▸ What is being asked:
Pull every "一声哨响" line out of the data below.
•••••
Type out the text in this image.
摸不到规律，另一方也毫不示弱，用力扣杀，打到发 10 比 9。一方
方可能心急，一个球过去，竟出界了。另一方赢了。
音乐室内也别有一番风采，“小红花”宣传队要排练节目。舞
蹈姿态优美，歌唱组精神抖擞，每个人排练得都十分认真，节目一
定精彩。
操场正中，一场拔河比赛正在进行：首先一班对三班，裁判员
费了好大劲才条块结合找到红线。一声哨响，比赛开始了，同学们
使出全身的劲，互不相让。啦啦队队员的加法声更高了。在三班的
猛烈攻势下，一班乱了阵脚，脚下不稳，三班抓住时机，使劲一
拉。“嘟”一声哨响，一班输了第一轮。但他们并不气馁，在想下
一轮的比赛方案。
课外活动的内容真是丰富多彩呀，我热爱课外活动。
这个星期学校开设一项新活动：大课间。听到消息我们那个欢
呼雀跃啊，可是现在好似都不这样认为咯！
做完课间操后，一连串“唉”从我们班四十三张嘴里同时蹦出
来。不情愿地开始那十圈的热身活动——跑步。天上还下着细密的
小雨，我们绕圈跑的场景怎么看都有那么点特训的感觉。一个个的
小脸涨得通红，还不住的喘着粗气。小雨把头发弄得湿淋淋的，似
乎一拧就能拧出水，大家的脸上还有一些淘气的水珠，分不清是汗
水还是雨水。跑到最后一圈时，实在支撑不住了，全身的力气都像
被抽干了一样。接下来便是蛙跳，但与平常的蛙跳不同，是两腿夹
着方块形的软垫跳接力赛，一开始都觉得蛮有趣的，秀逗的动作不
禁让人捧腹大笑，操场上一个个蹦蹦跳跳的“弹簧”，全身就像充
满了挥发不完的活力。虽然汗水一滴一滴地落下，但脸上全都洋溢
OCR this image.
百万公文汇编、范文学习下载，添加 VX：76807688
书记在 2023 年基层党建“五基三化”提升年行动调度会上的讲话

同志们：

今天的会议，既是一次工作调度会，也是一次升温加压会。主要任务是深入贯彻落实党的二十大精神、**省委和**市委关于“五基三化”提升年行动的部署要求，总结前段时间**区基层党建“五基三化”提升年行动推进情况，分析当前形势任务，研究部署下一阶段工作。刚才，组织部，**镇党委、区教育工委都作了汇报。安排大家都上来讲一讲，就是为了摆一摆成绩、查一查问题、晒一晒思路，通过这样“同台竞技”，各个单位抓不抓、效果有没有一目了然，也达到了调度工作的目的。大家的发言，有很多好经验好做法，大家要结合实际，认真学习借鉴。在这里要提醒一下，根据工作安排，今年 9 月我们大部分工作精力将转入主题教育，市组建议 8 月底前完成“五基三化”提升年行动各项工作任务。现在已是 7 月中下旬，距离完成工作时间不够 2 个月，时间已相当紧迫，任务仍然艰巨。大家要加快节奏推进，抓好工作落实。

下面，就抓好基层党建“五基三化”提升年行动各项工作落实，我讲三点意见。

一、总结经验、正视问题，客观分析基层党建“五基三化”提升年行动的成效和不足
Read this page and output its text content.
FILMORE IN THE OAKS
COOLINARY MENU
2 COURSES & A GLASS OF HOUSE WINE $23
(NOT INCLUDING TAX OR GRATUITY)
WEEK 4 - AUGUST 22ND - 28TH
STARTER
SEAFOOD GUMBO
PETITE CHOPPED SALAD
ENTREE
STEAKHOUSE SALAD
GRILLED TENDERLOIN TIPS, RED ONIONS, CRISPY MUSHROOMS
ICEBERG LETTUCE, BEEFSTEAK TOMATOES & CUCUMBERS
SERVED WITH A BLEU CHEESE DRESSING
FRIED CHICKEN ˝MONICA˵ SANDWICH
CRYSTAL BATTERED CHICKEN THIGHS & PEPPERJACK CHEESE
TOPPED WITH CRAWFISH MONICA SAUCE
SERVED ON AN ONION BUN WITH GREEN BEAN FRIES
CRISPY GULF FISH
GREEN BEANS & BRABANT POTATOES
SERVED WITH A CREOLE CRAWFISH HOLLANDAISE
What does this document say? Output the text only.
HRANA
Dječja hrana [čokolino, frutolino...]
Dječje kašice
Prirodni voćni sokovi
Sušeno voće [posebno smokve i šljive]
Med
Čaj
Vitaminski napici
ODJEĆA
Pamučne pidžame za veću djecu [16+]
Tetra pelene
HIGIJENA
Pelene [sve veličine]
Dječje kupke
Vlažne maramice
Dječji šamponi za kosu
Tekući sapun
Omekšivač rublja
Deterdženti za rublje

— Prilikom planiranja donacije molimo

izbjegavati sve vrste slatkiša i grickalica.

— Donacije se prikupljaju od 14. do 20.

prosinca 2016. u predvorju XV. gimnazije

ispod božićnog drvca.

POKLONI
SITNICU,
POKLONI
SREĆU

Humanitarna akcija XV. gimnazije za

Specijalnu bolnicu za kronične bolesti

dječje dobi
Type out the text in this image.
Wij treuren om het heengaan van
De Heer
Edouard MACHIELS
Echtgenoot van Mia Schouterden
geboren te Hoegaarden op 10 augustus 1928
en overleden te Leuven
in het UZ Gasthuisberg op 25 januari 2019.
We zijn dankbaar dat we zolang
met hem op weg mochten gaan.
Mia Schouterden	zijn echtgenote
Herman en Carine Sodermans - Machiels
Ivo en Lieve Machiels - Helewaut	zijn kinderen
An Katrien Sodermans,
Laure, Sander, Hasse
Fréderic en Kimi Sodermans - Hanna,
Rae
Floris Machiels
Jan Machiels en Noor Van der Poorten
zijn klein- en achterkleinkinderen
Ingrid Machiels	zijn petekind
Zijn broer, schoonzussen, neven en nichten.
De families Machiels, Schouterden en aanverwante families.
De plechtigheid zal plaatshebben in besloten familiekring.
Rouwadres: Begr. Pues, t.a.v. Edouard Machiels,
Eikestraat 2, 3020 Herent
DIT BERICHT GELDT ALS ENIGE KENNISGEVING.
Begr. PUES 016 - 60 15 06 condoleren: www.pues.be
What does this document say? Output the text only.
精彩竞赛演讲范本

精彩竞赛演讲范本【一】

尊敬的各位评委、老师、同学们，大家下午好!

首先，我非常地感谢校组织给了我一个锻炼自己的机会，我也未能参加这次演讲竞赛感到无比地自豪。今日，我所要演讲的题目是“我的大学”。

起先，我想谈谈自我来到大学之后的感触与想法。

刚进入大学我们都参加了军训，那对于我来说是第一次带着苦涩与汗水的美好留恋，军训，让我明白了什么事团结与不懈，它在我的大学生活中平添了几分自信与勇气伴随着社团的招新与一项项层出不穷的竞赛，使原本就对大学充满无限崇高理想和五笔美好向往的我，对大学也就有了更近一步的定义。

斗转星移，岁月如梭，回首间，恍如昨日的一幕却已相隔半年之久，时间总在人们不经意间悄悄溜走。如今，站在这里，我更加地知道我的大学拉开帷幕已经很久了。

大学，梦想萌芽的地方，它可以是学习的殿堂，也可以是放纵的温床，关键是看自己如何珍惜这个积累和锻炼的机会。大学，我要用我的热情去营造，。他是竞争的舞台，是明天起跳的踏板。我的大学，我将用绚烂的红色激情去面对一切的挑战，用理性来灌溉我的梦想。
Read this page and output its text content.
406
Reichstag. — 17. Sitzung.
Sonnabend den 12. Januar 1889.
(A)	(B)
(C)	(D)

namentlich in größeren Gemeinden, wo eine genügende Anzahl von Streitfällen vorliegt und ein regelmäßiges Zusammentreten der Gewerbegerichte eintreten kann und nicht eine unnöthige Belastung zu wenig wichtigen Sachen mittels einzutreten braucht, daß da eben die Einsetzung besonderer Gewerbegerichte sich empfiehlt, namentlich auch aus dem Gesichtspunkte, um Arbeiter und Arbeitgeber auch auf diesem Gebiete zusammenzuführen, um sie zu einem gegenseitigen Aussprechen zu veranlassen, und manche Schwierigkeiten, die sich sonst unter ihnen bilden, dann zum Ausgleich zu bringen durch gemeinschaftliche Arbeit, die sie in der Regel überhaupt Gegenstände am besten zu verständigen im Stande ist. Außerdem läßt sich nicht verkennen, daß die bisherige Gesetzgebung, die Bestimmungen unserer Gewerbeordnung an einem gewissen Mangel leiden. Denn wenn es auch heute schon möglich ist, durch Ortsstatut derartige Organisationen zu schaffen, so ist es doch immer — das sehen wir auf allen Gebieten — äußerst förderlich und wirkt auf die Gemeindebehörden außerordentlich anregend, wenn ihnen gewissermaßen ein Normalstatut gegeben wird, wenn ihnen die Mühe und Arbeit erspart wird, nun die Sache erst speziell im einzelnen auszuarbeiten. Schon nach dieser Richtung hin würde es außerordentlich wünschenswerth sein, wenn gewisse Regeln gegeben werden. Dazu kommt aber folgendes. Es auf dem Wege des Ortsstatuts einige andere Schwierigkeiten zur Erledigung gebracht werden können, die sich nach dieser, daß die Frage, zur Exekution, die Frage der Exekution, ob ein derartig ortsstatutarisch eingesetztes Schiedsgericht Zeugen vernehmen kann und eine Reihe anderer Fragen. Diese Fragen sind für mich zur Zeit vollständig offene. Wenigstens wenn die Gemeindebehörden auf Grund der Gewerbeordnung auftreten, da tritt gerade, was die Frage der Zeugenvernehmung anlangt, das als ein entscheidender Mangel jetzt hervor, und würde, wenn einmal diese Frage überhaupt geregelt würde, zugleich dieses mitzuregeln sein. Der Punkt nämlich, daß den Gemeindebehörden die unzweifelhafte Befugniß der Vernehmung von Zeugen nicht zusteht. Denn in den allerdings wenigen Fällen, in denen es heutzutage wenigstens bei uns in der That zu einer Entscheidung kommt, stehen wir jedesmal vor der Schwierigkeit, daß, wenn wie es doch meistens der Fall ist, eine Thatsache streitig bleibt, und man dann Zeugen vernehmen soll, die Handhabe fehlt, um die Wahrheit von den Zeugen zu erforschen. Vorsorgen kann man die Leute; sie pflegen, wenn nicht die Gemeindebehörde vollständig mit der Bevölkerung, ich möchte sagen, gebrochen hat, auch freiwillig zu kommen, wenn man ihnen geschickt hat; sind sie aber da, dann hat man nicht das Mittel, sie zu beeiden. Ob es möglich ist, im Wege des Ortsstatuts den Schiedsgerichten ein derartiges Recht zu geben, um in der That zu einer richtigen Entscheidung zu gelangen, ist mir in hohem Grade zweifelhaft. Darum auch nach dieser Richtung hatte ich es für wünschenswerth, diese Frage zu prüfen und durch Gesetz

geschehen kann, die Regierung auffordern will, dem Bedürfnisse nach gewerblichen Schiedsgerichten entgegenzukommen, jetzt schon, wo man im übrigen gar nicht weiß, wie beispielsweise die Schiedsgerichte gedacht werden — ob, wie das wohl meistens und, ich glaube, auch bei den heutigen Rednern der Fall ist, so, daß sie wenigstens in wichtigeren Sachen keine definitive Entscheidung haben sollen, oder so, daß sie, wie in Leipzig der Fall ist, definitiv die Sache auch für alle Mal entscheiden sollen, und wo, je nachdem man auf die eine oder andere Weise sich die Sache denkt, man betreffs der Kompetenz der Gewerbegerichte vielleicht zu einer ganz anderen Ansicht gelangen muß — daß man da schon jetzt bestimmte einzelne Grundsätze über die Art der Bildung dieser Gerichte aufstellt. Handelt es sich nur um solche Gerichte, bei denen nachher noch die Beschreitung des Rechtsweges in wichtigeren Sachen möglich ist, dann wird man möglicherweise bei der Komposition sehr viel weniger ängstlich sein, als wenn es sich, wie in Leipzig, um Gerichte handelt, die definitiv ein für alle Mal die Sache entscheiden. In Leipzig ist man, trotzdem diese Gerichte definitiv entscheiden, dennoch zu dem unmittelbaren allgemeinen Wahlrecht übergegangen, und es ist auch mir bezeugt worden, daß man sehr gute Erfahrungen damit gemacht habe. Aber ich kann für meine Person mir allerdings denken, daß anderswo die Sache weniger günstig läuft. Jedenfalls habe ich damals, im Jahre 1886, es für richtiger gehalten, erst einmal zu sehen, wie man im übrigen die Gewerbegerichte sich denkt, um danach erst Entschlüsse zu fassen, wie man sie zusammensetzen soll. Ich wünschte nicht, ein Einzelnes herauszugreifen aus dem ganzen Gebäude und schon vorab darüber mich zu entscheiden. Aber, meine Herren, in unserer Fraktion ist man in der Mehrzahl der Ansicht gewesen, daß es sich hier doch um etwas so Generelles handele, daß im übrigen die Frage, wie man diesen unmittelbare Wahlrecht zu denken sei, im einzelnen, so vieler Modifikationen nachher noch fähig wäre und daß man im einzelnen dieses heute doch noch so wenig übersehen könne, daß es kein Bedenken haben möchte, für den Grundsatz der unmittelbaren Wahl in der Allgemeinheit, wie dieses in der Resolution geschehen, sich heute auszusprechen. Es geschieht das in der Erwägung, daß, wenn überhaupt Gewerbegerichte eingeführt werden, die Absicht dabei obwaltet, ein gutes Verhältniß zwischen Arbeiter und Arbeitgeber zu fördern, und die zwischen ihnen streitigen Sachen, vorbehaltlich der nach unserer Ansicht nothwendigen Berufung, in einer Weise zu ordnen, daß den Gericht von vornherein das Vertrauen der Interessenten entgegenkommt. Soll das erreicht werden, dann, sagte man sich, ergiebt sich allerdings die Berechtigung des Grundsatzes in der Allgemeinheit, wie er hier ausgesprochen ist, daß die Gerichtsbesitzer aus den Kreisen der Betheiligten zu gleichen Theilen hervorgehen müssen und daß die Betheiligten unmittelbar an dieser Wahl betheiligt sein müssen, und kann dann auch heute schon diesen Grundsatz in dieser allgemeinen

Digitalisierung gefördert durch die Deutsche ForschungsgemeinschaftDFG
•••••
▸ Expected output:
费了好大劲才条块结合找到红线。一声哨响，比赛开始了，同学们
拉。“嘟”一声哨响，一班输了第一轮。但他们并不气馁，在想下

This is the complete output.